— begin The input —

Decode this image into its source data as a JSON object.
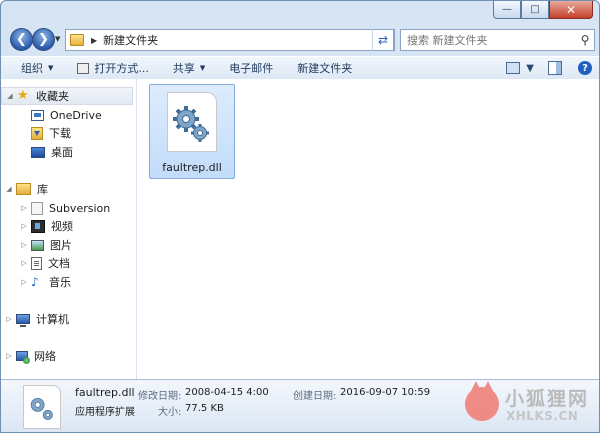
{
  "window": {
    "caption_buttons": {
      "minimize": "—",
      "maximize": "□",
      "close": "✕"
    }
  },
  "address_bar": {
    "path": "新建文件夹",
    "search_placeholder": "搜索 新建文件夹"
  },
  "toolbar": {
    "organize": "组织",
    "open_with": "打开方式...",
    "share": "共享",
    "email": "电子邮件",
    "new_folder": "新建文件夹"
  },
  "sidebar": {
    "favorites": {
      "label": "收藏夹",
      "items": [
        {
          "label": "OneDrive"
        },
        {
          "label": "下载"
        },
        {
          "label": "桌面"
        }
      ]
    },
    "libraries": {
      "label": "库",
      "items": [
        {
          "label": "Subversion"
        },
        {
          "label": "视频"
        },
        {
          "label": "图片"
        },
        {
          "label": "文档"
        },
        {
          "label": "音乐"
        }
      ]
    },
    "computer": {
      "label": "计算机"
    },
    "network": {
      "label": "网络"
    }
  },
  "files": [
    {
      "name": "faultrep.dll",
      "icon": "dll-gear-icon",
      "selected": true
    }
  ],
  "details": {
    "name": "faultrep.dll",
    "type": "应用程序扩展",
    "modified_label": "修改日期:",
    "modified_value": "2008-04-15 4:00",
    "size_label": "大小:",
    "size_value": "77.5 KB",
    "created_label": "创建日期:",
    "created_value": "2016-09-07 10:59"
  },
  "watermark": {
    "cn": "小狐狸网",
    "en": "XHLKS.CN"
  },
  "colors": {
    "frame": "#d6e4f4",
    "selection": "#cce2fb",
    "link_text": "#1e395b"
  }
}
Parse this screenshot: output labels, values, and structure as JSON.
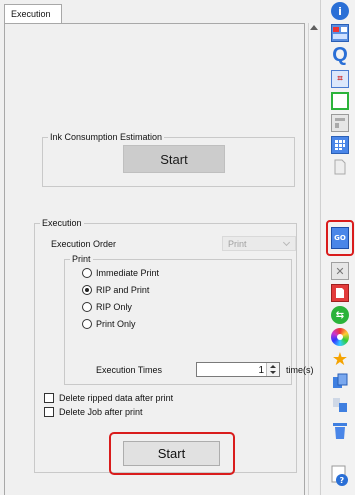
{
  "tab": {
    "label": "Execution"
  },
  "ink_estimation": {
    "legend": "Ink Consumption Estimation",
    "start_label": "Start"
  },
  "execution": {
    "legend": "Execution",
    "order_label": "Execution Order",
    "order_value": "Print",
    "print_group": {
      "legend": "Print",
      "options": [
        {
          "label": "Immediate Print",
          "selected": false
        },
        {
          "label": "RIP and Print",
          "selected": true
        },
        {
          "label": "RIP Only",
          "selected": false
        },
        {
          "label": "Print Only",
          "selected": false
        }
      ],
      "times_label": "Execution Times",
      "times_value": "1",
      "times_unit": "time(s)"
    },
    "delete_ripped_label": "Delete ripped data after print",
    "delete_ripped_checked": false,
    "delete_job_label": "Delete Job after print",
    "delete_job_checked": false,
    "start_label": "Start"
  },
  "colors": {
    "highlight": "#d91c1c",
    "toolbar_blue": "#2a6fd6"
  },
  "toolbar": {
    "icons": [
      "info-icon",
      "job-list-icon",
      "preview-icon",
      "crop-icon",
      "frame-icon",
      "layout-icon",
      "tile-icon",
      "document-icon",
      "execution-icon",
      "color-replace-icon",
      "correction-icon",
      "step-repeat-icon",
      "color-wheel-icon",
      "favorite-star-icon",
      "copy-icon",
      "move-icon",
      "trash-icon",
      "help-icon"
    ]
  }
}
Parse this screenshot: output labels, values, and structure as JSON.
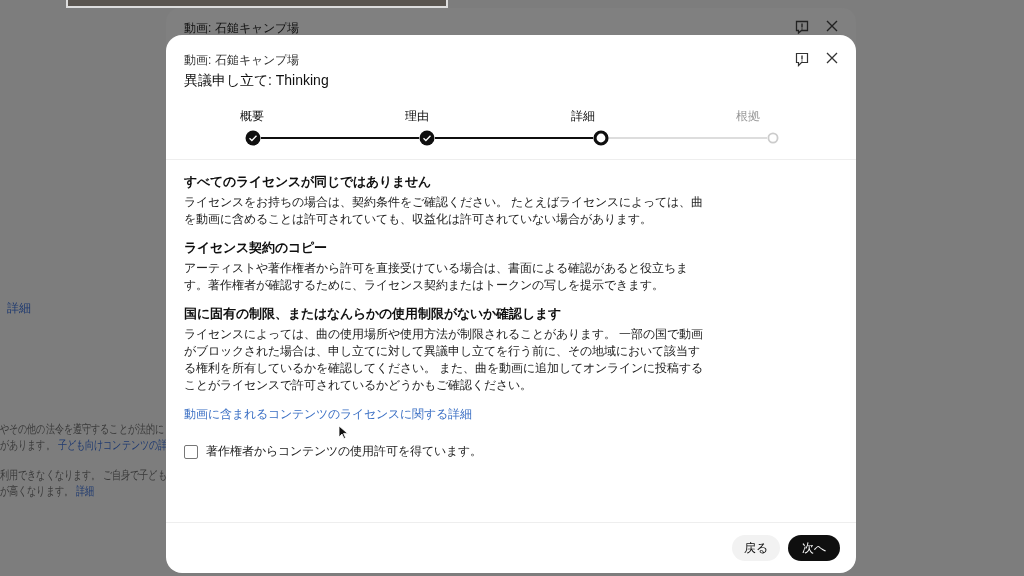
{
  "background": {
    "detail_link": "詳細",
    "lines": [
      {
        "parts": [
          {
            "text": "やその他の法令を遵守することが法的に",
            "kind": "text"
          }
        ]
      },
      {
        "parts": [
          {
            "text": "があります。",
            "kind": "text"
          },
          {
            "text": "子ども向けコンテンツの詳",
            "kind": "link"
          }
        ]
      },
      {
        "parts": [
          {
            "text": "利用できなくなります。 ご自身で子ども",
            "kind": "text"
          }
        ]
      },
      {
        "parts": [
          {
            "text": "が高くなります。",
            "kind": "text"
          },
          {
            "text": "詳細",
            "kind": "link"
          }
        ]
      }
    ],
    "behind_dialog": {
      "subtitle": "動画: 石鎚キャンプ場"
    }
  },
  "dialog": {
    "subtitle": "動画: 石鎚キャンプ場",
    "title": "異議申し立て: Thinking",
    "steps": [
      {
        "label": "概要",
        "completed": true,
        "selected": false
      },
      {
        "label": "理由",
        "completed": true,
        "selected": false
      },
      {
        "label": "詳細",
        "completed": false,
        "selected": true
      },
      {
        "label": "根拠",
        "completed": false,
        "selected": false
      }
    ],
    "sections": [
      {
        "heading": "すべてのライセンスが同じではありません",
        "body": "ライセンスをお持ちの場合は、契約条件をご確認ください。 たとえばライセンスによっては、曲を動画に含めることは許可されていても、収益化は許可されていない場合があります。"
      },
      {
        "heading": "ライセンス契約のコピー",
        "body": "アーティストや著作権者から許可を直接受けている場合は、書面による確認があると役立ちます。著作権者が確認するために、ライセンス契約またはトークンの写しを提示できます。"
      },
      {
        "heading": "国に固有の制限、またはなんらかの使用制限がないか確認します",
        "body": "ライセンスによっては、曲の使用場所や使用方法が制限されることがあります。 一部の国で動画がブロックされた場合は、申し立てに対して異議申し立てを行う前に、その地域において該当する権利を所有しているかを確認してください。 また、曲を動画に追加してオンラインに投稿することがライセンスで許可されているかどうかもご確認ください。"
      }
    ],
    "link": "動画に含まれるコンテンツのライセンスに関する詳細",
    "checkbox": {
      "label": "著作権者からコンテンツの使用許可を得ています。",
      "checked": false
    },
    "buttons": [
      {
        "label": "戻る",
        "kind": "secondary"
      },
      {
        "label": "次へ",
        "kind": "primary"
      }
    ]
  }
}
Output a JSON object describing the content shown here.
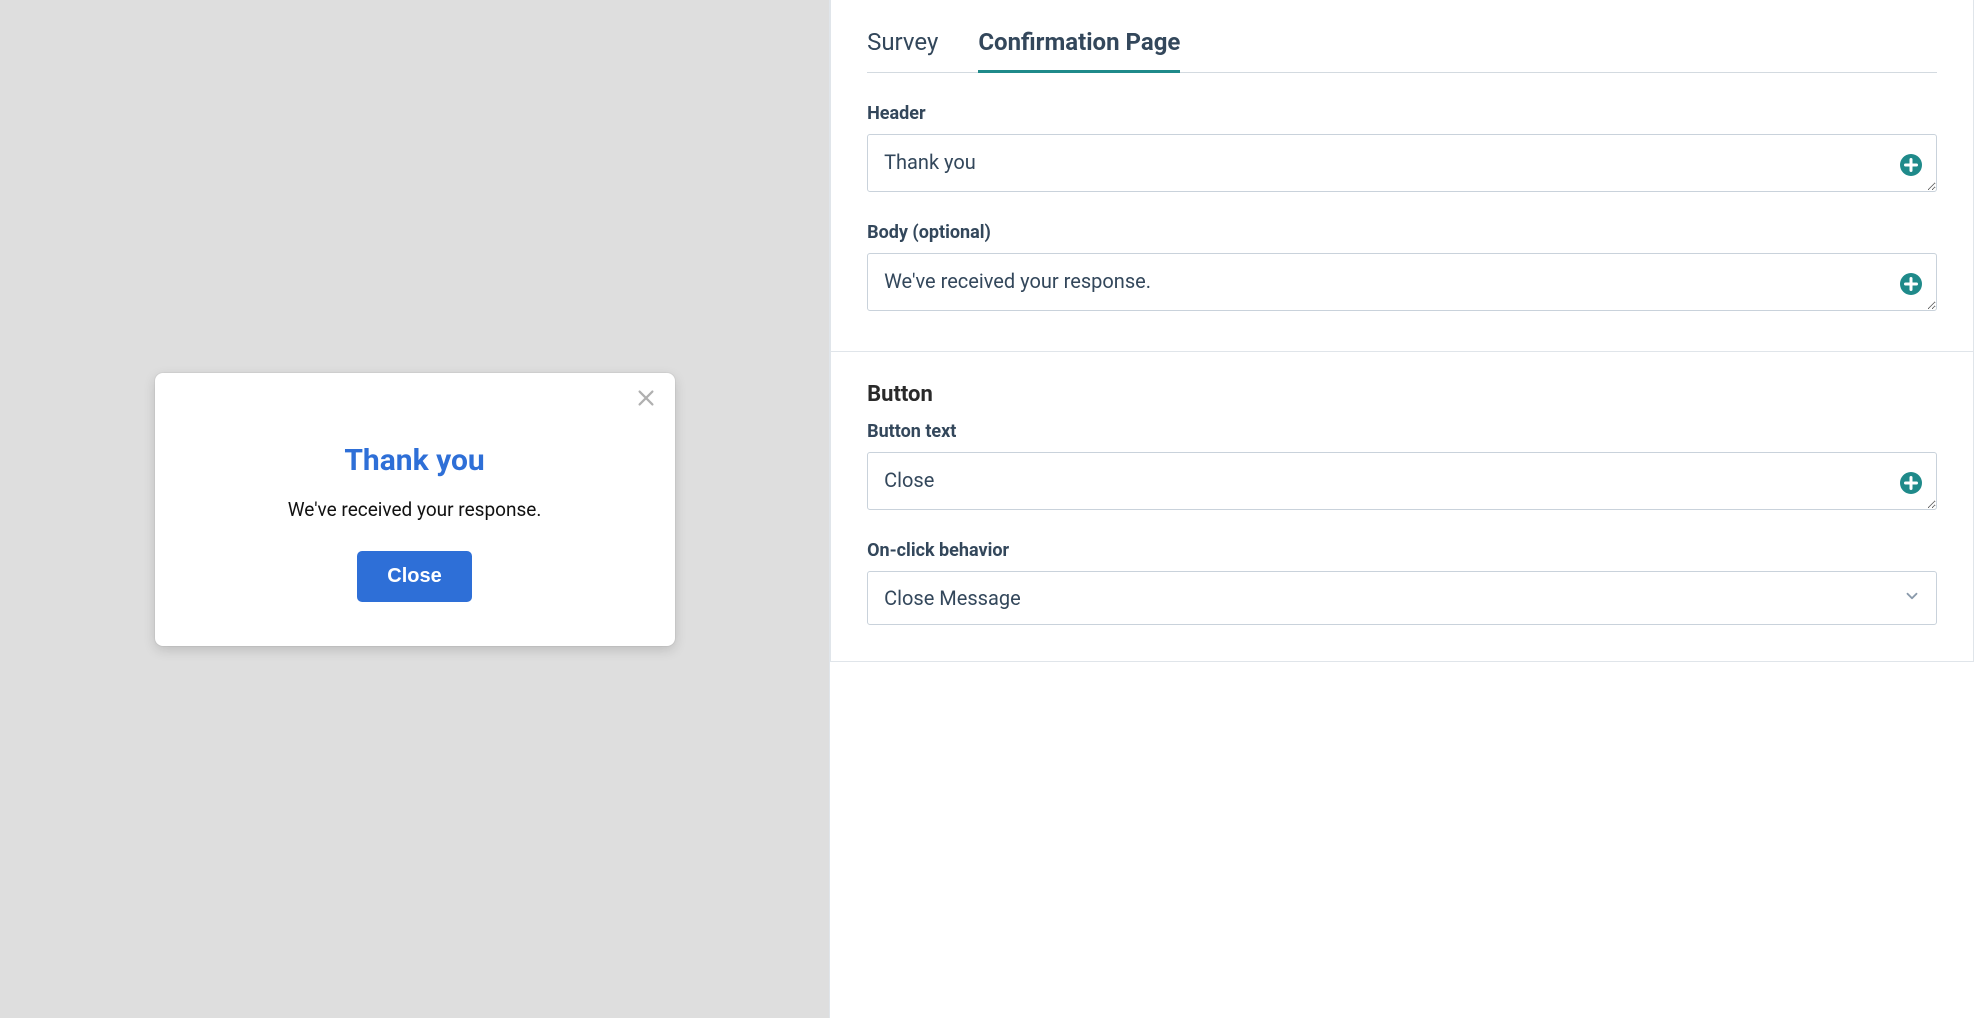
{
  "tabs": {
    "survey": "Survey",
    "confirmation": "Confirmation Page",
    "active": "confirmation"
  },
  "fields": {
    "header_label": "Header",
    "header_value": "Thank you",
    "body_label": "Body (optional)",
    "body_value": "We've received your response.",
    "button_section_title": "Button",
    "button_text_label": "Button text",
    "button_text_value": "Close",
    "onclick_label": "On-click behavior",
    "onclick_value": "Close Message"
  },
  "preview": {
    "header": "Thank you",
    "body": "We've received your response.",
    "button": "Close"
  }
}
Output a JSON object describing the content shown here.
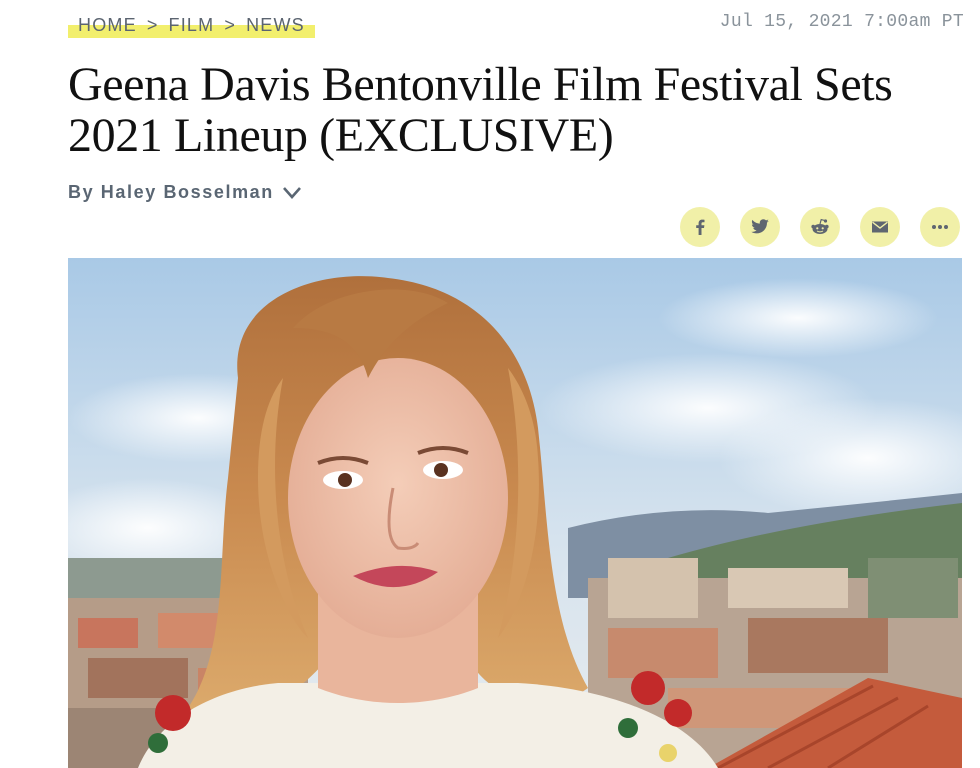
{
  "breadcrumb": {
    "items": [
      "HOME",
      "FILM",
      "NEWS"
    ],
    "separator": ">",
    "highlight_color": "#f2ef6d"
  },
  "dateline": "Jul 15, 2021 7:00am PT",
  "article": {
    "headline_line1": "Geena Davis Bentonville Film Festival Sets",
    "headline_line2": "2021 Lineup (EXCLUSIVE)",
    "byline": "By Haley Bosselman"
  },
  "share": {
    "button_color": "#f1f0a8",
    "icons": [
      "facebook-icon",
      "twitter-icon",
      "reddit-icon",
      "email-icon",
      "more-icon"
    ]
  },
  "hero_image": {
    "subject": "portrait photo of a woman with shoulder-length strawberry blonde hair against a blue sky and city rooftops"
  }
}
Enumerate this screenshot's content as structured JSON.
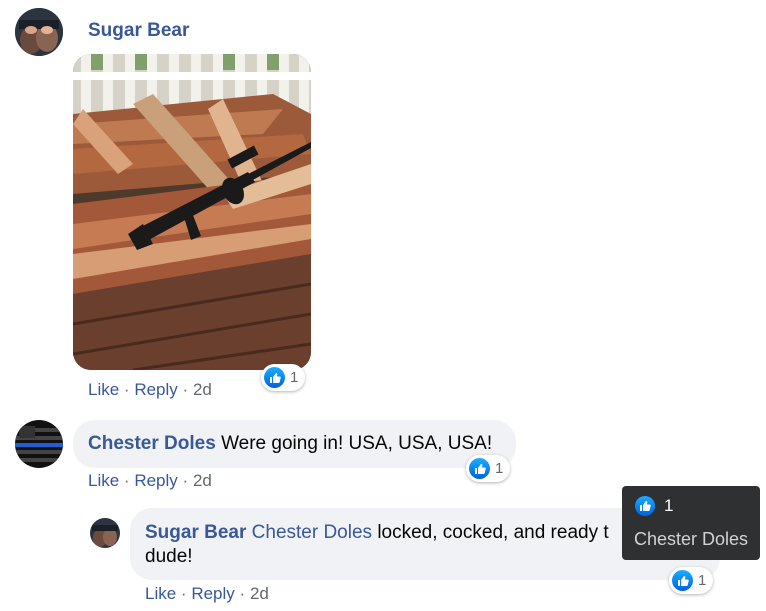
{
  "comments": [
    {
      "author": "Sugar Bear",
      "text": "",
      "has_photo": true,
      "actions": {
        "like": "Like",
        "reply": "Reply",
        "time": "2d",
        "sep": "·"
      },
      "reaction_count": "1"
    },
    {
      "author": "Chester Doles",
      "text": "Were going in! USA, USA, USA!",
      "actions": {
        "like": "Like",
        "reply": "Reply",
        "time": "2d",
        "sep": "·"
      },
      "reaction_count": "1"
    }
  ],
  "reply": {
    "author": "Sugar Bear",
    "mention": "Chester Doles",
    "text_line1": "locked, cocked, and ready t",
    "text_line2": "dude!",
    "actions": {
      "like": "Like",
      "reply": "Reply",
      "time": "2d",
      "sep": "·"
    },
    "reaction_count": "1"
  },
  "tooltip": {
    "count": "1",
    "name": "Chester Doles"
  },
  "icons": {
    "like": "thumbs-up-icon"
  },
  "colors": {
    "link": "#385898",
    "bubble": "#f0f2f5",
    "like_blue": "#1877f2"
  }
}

— end The input —

Goal: Find the word "石鎚キャンプ場" and list each line it appears in.

Solved exercise:
      "subtitle": "動画: 石鎚キャンプ場"
    "subtitle": "動画: 石鎚キャンプ場",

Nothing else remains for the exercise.